## [Extracted records]
┌──
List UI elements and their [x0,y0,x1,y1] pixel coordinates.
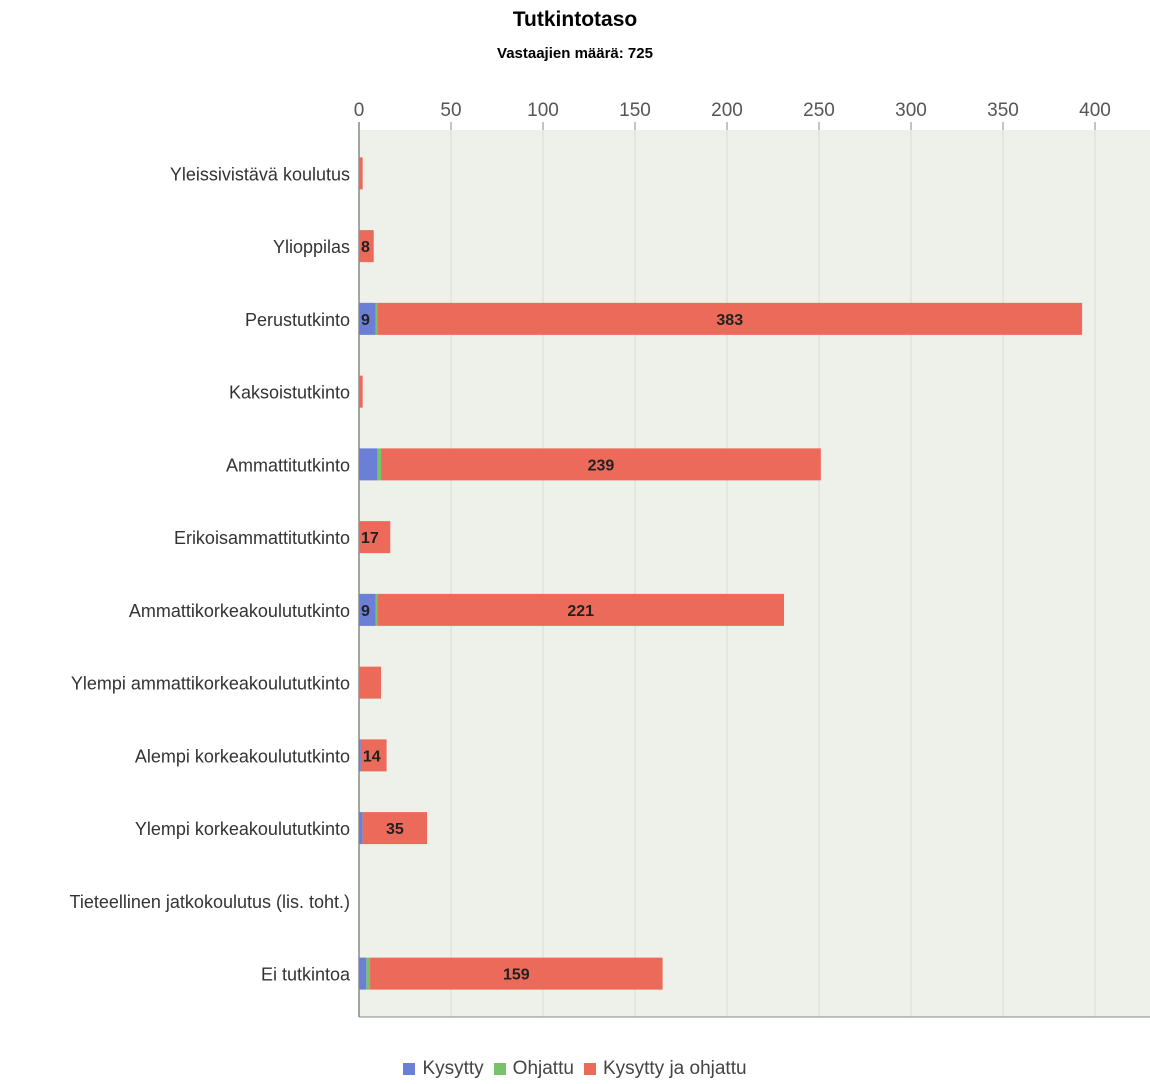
legend-item-kysytty: Kysytty [403,1058,484,1080]
x-tick-label-350: 350 [987,100,1019,121]
x-tick-label-400: 400 [1079,100,1111,121]
data-label-kysytty-ja-ohjattu-ylioppilas: 8 [361,239,370,256]
legend-swatch-ohjattu [493,1063,506,1075]
bar-kysytty-ja-ohjattu-ammattitutkinto [381,448,821,481]
category-label-ylempi-ammattikorkeakoulututkinto: Ylempi ammattikorkeakoulututkinto [71,674,350,694]
bar-kysytty-ja-ohjattu-yleissivistävä-koulutus [359,157,363,190]
bar-kysytty-ei-tutkintoa [359,957,367,990]
x-tick-label-150: 150 [619,100,651,121]
chart-title: Tutkintotaso [512,8,638,31]
x-tick-label-100: 100 [527,100,559,121]
category-label-ylempi-korkeakoulututkinto: Ylempi korkeakoulututkinto [135,819,350,839]
data-label-kysytty-ja-ohjattu-perustutkinto: 383 [716,312,743,329]
data-label-kysytty-perustutkinto: 9 [361,312,370,329]
data-label-kysytty-ja-ohjattu-alempi-korkeakoulututkinto: 14 [363,748,381,765]
data-label-kysytty-ja-ohjattu-ylempi-korkeakoulututkinto: 35 [386,821,404,838]
bar-ohjattu-ei-tutkintoa [366,957,371,990]
x-tick-label-200: 200 [711,100,743,121]
category-label-ammattitutkinto: Ammattitutkinto [226,455,350,475]
category-label-ylioppilas: Ylioppilas [273,237,350,257]
legend-label-kysytty-ja-ohjattu: Kysytty ja ohjattu [602,1058,747,1079]
legend-swatch-kysytty-ja-ohjattu [583,1063,596,1075]
category-label-erikoisammattitutkinto: Erikoisammattitutkinto [174,528,350,548]
bar-kysytty-ja-ohjattu-erikoisammattitutkinto [359,521,391,554]
legend-label-ohjattu: Ohjattu [512,1058,574,1079]
x-tick-label-300: 300 [895,100,927,121]
data-label-kysytty-ammattikorkeakoulututkinto: 9 [361,603,370,620]
legend-label-kysytty: Kysytty [422,1058,484,1079]
data-label-kysytty-ja-ohjattu-ammattitutkinto: 239 [588,457,615,474]
bar-kysytty-ja-ohjattu-ei-tutkintoa [370,957,663,990]
plot-area [359,130,1150,1017]
bar-kysytty-alempi-korkeakoulututkinto [359,739,361,772]
bar-kysytty-ja-ohjattu-ylempi-ammattikorkeakoulututkinto [359,666,382,699]
bar-kysytty-ja-ohjattu-ylempi-korkeakoulututkinto [362,812,428,845]
bar-kysytty-ja-ohjattu-ylioppilas [359,230,374,263]
bar-kysytty-ammattitutkinto [359,448,378,481]
chart-legend: Kysytty Ohjattu Kysytty ja ohjattu [0,1058,1150,1080]
bar-kysytty-ja-ohjattu-kaksoistutkinto [359,375,363,408]
data-label-kysytty-ja-ohjattu-erikoisammattitutkinto: 17 [361,530,379,547]
bar-ohjattu-perustutkinto [375,302,378,335]
bar-chart: 0 50 100 150 200 250 300 350 400 Yleissivistävä k… [70,100,1150,1018]
category-label-yleissivistävä-koulutus: Yleissivistävä koulutus [170,164,350,184]
category-label-kaksoistutkinto: Kaksoistutkinto [229,383,350,403]
data-label-kysytty-ja-ohjattu-ei-tutkintoa: 159 [503,967,530,984]
category-label-ammattikorkeakoulututkinto: Ammattikorkeakoulututkinto [129,601,350,621]
bar-ohjattu-ammattikorkeakoulututkinto [375,593,378,626]
legend-item-ohjattu: Ohjattu [493,1058,574,1080]
category-label-tieteellinen-jatkokoulutus-lis-toht: Tieteellinen jatkokoulutus (lis. toht.) [70,892,350,912]
bar-ohjattu-ammattitutkinto [377,448,382,481]
x-tick-label-0: 0 [354,100,365,121]
x-tick-label-250: 250 [803,100,835,121]
bar-kysytty-ja-ohjattu-perustutkinto [377,302,1083,335]
data-label-kysytty-ja-ohjattu-ammattikorkeakoulututkinto: 221 [567,603,594,620]
x-tick-label-50: 50 [440,100,461,121]
legend-item-kysytty-ja-ohjattu: Kysytty ja ohjattu [583,1058,747,1080]
chart-subtitle: Vastaajien määrä: 725 [497,45,653,62]
legend-swatch-kysytty [403,1063,416,1075]
bar-kysytty-ylempi-korkeakoulututkinto [359,812,363,845]
category-label-perustutkinto: Perustutkinto [245,310,350,330]
bar-kysytty-perustutkinto [359,302,376,335]
category-label-alempi-korkeakoulututkinto: Alempi korkeakoulututkinto [135,746,350,766]
category-label-ei-tutkintoa: Ei tutkintoa [261,965,351,985]
bar-kysytty-ja-ohjattu-alempi-korkeakoulututkinto [360,739,387,772]
bar-kysytty-ja-ohjattu-ammattikorkeakoulututkinto [377,593,785,626]
bar-kysytty-ammattikorkeakoulututkinto [359,593,376,626]
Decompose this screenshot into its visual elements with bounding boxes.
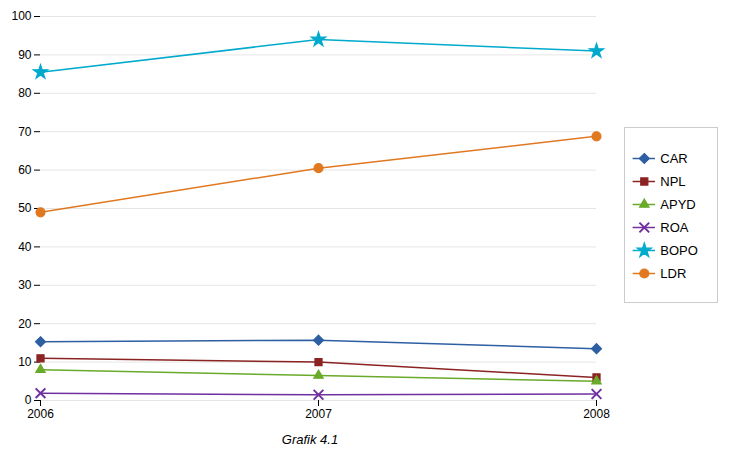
└──
## [What is required]
Please set out everything from the line containing "legend-item-kysytty: Kysytty [403,1058,484,1080]" down to the line containing "bar-kysytty-ei-tutkintoa [359,957,367,990]", both ends included, as a Markdown table with the columns No. and Line, numbering each line in order and leaving out any blank lines.

## [Exercise answer]
| No. | Line |
|---|---|
| 1 | legend-item-kysytty: Kysytty [403,1058,484,1080] |
| 2 | x-tick-label-350: 350 [987,100,1019,121] |
| 3 | x-tick-label-400: 400 [1079,100,1111,121] |
| 4 | data-label-kysytty-ja-ohjattu-ylioppilas: 8 [361,239,370,256] |
| 5 | legend-swatch-ohjattu [493,1063,506,1075] |
| 6 | bar-kysytty-ja-ohjattu-ammattitutkinto [381,448,821,481] |
| 7 | category-label-ylempi-ammattikorkeakoulututkinto: Ylempi ammattikorkeakoulututkinto [71,674,350,694] |
| 8 | bar-kysytty-ja-ohjattu-yleissivistävä-koulutus [359,157,363,190] |
| 9 | bar-kysytty-ei-tutkintoa [359,957,367,990] |